The exercise. Lay out the rows below, from the first one up to and including the line with "practice-mode-button[interactable]: Practice Mode", as a JSON list of strings with one string per line and blank lines left out.

Entries shown.
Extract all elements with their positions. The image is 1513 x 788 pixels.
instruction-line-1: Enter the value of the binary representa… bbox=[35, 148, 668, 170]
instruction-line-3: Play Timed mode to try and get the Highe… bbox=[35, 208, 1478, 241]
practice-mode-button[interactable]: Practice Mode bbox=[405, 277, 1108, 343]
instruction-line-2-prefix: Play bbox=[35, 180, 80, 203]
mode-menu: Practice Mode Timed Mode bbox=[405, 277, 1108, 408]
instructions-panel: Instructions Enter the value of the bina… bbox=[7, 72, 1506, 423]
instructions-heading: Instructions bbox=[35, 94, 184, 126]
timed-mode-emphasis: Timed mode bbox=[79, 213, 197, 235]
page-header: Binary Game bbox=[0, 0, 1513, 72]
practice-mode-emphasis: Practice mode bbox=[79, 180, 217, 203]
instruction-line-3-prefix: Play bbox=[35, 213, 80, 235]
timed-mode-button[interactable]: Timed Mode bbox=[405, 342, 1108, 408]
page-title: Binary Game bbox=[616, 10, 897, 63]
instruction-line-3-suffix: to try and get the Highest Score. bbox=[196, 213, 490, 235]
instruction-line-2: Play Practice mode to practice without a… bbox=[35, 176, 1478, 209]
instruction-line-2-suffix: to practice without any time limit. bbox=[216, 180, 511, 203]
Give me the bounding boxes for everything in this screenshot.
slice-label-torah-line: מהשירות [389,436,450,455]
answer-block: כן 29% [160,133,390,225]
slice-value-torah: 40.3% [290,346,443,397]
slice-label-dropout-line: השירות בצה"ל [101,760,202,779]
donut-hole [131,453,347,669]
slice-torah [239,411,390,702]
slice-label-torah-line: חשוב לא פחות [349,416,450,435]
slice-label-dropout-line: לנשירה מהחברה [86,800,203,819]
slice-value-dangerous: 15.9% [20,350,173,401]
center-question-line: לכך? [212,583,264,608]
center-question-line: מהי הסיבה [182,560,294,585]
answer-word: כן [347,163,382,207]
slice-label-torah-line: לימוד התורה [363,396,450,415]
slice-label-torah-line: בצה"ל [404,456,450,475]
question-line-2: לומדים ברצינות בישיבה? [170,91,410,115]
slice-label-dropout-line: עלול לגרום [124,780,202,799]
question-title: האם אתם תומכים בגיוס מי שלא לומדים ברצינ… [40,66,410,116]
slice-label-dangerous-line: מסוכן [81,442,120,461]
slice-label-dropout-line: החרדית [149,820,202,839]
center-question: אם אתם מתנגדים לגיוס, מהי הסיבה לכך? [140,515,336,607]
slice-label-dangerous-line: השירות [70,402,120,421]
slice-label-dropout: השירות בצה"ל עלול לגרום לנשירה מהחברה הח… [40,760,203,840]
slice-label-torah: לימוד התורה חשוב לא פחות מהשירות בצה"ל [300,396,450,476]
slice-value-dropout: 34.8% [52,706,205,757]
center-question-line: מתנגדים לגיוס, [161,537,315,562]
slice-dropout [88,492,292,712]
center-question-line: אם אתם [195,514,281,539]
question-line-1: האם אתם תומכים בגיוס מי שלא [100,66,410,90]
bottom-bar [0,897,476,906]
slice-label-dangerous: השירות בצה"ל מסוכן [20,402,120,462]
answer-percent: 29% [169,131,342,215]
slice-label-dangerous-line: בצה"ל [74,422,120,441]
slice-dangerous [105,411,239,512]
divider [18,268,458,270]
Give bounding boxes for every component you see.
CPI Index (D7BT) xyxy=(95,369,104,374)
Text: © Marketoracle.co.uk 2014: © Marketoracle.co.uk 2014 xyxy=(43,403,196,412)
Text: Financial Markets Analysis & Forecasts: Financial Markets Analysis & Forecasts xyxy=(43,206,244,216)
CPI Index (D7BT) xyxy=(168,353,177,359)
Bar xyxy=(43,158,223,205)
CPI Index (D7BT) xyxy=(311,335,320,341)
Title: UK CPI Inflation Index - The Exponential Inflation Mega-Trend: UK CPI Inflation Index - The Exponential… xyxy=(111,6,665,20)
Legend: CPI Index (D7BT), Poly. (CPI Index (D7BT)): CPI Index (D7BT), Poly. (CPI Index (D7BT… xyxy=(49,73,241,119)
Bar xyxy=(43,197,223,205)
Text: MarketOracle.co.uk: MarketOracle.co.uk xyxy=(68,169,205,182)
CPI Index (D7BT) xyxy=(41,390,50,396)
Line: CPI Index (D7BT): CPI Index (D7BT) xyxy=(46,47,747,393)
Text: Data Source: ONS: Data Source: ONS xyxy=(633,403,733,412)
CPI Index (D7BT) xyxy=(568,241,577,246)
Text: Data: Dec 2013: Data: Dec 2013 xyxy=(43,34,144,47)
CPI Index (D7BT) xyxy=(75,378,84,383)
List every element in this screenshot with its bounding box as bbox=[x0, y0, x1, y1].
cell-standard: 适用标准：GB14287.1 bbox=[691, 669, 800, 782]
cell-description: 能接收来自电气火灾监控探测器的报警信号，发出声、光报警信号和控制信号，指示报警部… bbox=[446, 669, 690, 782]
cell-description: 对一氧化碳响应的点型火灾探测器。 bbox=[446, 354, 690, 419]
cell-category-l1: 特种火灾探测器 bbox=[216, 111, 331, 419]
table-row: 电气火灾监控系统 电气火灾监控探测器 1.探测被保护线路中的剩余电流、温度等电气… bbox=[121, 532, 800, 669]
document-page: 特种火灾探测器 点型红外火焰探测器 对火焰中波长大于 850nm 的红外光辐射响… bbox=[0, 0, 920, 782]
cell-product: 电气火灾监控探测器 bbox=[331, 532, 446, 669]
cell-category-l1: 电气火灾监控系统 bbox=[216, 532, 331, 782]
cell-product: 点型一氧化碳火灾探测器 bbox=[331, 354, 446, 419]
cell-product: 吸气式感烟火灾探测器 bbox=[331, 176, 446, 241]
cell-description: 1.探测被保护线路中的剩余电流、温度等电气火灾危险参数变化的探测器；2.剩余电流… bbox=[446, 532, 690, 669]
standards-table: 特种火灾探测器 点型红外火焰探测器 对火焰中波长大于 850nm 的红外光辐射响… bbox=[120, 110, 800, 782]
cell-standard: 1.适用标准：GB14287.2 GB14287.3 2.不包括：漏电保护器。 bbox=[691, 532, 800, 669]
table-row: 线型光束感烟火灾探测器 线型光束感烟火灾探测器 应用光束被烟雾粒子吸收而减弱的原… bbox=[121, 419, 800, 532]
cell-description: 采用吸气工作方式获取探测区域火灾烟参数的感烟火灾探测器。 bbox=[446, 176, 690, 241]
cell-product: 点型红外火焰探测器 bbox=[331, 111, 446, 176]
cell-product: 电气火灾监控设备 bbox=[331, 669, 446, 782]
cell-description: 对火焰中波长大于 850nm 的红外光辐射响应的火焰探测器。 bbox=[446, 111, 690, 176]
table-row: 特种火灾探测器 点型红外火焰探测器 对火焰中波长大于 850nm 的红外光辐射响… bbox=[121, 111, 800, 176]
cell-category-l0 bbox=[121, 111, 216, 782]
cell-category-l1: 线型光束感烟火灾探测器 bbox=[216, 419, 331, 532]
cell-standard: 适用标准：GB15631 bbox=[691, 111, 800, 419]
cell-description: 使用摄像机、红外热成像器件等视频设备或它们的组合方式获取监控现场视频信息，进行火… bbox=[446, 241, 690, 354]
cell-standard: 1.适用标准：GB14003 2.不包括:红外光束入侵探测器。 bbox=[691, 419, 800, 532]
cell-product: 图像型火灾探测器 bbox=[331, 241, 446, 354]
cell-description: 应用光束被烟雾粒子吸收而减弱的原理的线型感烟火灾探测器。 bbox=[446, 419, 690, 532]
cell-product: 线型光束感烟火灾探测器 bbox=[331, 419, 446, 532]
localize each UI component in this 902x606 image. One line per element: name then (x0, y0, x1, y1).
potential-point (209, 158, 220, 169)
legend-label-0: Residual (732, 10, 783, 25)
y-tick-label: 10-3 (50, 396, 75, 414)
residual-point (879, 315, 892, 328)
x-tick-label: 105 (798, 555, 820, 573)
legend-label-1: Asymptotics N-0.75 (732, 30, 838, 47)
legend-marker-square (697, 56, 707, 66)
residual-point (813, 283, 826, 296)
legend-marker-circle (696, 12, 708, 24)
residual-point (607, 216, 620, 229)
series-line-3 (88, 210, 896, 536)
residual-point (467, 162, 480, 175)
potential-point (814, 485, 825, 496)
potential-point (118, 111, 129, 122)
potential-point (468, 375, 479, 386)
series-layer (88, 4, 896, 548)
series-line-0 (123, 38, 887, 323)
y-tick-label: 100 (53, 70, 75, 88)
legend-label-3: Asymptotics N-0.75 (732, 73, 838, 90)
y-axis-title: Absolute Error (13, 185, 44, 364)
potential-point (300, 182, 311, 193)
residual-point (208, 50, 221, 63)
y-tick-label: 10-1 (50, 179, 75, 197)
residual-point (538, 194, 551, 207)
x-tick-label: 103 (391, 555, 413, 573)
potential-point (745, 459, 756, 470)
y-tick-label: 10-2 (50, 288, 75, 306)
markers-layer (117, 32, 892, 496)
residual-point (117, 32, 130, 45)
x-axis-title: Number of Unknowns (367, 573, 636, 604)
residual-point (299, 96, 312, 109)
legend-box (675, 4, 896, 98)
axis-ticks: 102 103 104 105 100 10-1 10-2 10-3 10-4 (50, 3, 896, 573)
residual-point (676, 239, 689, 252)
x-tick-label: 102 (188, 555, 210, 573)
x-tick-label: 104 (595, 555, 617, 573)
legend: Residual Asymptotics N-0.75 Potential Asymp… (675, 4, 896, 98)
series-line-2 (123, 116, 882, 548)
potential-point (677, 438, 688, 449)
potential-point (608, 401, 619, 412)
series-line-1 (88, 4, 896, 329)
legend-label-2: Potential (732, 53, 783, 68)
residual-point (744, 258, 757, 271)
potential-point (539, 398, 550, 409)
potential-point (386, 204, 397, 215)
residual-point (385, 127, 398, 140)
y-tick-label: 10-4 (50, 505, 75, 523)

Solved problem.
[
  "Extract all elements with their positions. The image is 1513 x 788 pixels.",
  "instruction-line-1: Enter the value of the binary representa… bbox=[35, 148, 668, 170]",
  "instruction-line-3: Play Timed mode to try and get the Highe… bbox=[35, 208, 1478, 241]",
  "practice-mode-button[interactable]: Practice Mode bbox=[405, 277, 1108, 343]"
]